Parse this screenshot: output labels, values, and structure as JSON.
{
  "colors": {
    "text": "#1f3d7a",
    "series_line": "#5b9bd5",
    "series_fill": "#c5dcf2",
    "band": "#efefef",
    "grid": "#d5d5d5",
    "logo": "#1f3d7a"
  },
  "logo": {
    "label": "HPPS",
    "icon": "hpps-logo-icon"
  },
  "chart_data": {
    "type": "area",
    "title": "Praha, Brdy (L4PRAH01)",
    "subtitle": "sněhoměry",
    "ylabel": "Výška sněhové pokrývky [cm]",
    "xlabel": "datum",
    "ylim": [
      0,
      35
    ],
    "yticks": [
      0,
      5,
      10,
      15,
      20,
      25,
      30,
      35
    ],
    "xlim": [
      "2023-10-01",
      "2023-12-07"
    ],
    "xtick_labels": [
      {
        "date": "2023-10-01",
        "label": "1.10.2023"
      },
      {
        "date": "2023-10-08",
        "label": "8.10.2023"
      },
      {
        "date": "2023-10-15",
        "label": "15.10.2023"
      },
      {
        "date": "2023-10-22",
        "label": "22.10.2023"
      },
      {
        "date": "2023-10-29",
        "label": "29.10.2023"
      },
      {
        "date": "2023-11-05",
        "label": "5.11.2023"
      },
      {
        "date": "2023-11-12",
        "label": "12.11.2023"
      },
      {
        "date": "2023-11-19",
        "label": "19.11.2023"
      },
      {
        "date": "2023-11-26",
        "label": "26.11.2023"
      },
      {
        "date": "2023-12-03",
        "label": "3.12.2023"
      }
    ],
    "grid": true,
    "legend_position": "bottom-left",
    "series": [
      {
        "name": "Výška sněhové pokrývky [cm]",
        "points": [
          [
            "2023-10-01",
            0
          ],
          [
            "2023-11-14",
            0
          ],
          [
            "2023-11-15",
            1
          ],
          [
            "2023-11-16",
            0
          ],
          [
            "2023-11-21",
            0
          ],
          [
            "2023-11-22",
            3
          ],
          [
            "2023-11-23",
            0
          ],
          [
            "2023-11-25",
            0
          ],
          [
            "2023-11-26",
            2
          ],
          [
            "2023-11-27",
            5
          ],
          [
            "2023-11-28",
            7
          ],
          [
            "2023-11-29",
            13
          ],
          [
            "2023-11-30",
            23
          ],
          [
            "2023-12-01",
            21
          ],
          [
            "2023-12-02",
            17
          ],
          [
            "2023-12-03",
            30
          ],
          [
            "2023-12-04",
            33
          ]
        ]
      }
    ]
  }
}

----------------

▸ Set task
Locate the word "sněhové" in the records above, and return each line that has it.

▸ Exercise solution
    "ylabel": "Výška sněhové pokrývky [cm]",
        "name": "Výška sněhové pokrývky [cm]",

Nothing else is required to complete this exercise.